§ **INSTRUCTIONS TO FOLLOW**
What is needed here is every record, retyped without any change.

* * * * * * * * *

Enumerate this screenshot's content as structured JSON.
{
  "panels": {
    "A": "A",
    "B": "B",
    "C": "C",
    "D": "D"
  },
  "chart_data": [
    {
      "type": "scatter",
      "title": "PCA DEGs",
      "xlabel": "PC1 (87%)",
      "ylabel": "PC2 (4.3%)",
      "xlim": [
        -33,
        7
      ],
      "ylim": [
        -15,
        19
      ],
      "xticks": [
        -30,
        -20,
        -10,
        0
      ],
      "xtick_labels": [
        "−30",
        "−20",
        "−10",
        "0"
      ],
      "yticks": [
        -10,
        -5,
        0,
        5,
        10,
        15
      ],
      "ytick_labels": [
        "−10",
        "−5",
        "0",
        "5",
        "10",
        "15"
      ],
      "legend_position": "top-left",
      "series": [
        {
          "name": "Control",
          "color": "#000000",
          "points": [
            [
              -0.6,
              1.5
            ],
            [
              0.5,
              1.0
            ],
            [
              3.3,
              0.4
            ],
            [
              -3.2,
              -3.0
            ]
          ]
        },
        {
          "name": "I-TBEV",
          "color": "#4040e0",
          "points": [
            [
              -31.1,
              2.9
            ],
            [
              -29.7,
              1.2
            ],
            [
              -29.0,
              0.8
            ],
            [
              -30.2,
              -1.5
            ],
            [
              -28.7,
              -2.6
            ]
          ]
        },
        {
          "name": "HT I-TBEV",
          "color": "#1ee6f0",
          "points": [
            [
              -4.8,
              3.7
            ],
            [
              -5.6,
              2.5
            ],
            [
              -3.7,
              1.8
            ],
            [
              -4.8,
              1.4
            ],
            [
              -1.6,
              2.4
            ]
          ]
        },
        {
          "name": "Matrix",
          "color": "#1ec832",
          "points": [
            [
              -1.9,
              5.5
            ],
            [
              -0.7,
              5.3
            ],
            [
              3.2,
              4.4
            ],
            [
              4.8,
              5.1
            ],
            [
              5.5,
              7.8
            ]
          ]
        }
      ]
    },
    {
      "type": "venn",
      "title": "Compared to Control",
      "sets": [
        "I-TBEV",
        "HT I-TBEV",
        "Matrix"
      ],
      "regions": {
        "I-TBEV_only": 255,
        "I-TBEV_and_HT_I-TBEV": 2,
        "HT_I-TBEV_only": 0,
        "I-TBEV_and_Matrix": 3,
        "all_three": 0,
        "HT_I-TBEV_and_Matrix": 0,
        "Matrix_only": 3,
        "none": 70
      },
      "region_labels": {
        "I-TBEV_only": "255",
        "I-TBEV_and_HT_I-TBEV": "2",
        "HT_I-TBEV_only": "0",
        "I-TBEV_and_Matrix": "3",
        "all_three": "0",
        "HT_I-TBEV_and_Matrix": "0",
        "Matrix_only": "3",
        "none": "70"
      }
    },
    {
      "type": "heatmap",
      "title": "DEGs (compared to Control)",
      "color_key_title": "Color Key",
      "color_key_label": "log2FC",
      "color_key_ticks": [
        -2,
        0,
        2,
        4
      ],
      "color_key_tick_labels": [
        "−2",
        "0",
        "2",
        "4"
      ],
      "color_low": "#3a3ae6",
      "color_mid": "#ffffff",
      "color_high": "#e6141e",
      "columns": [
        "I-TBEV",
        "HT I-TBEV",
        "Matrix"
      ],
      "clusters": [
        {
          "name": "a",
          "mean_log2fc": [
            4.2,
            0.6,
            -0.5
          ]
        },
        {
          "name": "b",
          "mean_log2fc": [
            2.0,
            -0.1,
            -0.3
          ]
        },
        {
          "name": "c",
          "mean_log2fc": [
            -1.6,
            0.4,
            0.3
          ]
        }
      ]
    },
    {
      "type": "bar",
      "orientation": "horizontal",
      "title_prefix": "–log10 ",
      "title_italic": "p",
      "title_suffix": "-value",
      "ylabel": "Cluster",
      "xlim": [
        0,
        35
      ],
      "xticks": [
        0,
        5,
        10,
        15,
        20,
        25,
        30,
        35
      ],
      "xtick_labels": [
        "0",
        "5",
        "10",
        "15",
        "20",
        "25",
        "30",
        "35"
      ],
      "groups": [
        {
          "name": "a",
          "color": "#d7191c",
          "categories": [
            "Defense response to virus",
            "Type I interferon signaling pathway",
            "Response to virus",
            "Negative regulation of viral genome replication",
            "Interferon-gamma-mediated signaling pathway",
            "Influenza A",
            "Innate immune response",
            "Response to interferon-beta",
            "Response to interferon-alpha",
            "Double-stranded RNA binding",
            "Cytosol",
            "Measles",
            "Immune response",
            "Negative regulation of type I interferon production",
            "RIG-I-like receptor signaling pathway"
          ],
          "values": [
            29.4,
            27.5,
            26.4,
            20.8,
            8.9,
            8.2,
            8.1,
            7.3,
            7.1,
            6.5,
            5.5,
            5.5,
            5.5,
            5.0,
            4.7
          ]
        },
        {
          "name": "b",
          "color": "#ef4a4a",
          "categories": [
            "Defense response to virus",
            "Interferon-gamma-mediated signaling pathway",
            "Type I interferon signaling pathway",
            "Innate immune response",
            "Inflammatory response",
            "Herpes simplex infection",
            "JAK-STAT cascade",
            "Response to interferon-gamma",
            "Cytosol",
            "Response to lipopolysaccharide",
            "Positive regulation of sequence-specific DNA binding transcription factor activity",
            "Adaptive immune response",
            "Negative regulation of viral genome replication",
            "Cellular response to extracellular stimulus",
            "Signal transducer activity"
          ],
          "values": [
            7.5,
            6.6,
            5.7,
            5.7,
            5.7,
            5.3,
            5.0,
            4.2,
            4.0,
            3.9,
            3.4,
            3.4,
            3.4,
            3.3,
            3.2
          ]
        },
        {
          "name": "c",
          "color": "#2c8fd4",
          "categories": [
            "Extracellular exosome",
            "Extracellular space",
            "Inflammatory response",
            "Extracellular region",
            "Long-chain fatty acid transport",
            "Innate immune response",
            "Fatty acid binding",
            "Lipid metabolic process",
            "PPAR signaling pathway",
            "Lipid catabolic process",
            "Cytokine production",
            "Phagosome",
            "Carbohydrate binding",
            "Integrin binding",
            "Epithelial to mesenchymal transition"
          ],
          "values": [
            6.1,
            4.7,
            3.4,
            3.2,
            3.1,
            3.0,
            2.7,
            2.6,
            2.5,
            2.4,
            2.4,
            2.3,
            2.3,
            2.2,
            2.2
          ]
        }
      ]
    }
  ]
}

* * * * * * * * *

§ **TASK OUTPUT**
Enumerate this screenshot's content as structured JSON.
{
  "panels": {
    "A": "A",
    "B": "B",
    "C": "C",
    "D": "D"
  },
  "chart_data": [
    {
      "type": "scatter",
      "title": "PCA DEGs",
      "xlabel": "PC1 (87%)",
      "ylabel": "PC2 (4.3%)",
      "xlim": [
        -33,
        7
      ],
      "ylim": [
        -15,
        19
      ],
      "xticks": [
        -30,
        -20,
        -10,
        0
      ],
      "xtick_labels": [
        "−30",
        "−20",
        "−10",
        "0"
      ],
      "yticks": [
        -10,
        -5,
        0,
        5,
        10,
        15
      ],
      "ytick_labels": [
        "−10",
        "−5",
        "0",
        "5",
        "10",
        "15"
      ],
      "legend_position": "top-left",
      "series": [
        {
          "name": "Control",
          "color": "#000000",
          "points": [
            [
              -0.6,
              1.5
            ],
            [
              0.5,
              1.0
            ],
            [
              3.3,
              0.4
            ],
            [
              -3.2,
              -3.0
            ]
          ]
        },
        {
          "name": "I-TBEV",
          "color": "#4040e0",
          "points": [
            [
              -31.1,
              2.9
            ],
            [
              -29.7,
              1.2
            ],
            [
              -29.0,
              0.8
            ],
            [
              -30.2,
              -1.5
            ],
            [
              -28.7,
              -2.6
            ]
          ]
        },
        {
          "name": "HT I-TBEV",
          "color": "#1ee6f0",
          "points": [
            [
              -4.8,
              3.7
            ],
            [
              -5.6,
              2.5
            ],
            [
              -3.7,
              1.8
            ],
            [
              -4.8,
              1.4
            ],
            [
              -1.6,
              2.4
            ]
          ]
        },
        {
          "name": "Matrix",
          "color": "#1ec832",
          "points": [
            [
              -1.9,
              5.5
            ],
            [
              -0.7,
              5.3
            ],
            [
              3.2,
              4.4
            ],
            [
              4.8,
              5.1
            ],
            [
              5.5,
              7.8
            ]
          ]
        }
      ]
    },
    {
      "type": "venn",
      "title": "Compared to Control",
      "sets": [
        "I-TBEV",
        "HT I-TBEV",
        "Matrix"
      ],
      "regions": {
        "I-TBEV_only": 255,
        "I-TBEV_and_HT_I-TBEV": 2,
        "HT_I-TBEV_only": 0,
        "I-TBEV_and_Matrix": 3,
        "all_three": 0,
        "HT_I-TBEV_and_Matrix": 0,
        "Matrix_only": 3,
        "none": 70
      },
      "region_labels": {
        "I-TBEV_only": "255",
        "I-TBEV_and_HT_I-TBEV": "2",
        "HT_I-TBEV_only": "0",
        "I-TBEV_and_Matrix": "3",
        "all_three": "0",
        "HT_I-TBEV_and_Matrix": "0",
        "Matrix_only": "3",
        "none": "70"
      }
    },
    {
      "type": "heatmap",
      "title": "DEGs (compared to Control)",
      "color_key_title": "Color Key",
      "color_key_label": "log2FC",
      "color_key_ticks": [
        -2,
        0,
        2,
        4
      ],
      "color_key_tick_labels": [
        "−2",
        "0",
        "2",
        "4"
      ],
      "color_low": "#3a3ae6",
      "color_mid": "#ffffff",
      "color_high": "#e6141e",
      "columns": [
        "I-TBEV",
        "HT I-TBEV",
        "Matrix"
      ],
      "clusters": [
        {
          "name": "a",
          "mean_log2fc": [
            4.2,
            0.6,
            -0.5
          ]
        },
        {
          "name": "b",
          "mean_log2fc": [
            2.0,
            -0.1,
            -0.3
          ]
        },
        {
          "name": "c",
          "mean_log2fc": [
            -1.6,
            0.4,
            0.3
          ]
        }
      ]
    },
    {
      "type": "bar",
      "orientation": "horizontal",
      "title_prefix": "–log10 ",
      "title_italic": "p",
      "title_suffix": "-value",
      "ylabel": "Cluster",
      "xlim": [
        0,
        35
      ],
      "xticks": [
        0,
        5,
        10,
        15,
        20,
        25,
        30,
        35
      ],
      "xtick_labels": [
        "0",
        "5",
        "10",
        "15",
        "20",
        "25",
        "30",
        "35"
      ],
      "groups": [
        {
          "name": "a",
          "color": "#d7191c",
          "categories": [
            "Defense response to virus",
            "Type I interferon signaling pathway",
            "Response to virus",
            "Negative regulation of viral genome replication",
            "Interferon-gamma-mediated signaling pathway",
            "Influenza A",
            "Innate immune response",
            "Response to interferon-beta",
            "Response to interferon-alpha",
            "Double-stranded RNA binding",
            "Cytosol",
            "Measles",
            "Immune response",
            "Negative regulation of type I interferon production",
            "RIG-I-like receptor signaling pathway"
          ],
          "values": [
            29.4,
            27.5,
            26.4,
            20.8,
            8.9,
            8.2,
            8.1,
            7.3,
            7.1,
            6.5,
            5.5,
            5.5,
            5.5,
            5.0,
            4.7
          ]
        },
        {
          "name": "b",
          "color": "#ef4a4a",
          "categories": [
            "Defense response to virus",
            "Interferon-gamma-mediated signaling pathway",
            "Type I interferon signaling pathway",
            "Innate immune response",
            "Inflammatory response",
            "Herpes simplex infection",
            "JAK-STAT cascade",
            "Response to interferon-gamma",
            "Cytosol",
            "Response to lipopolysaccharide",
            "Positive regulation of sequence-specific DNA binding transcription factor activity",
            "Adaptive immune response",
            "Negative regulation of viral genome replication",
            "Cellular response to extracellular stimulus",
            "Signal transducer activity"
          ],
          "values": [
            7.5,
            6.6,
            5.7,
            5.7,
            5.7,
            5.3,
            5.0,
            4.2,
            4.0,
            3.9,
            3.4,
            3.4,
            3.4,
            3.3,
            3.2
          ]
        },
        {
          "name": "c",
          "color": "#2c8fd4",
          "categories": [
            "Extracellular exosome",
            "Extracellular space",
            "Inflammatory response",
            "Extracellular region",
            "Long-chain fatty acid transport",
            "Innate immune response",
            "Fatty acid binding",
            "Lipid metabolic process",
            "PPAR signaling pathway",
            "Lipid catabolic process",
            "Cytokine production",
            "Phagosome",
            "Carbohydrate binding",
            "Integrin binding",
            "Epithelial to mesenchymal transition"
          ],
          "values": [
            6.1,
            4.7,
            3.4,
            3.2,
            3.1,
            3.0,
            2.7,
            2.6,
            2.5,
            2.4,
            2.4,
            2.3,
            2.3,
            2.2,
            2.2
          ]
        }
      ]
    }
  ]
}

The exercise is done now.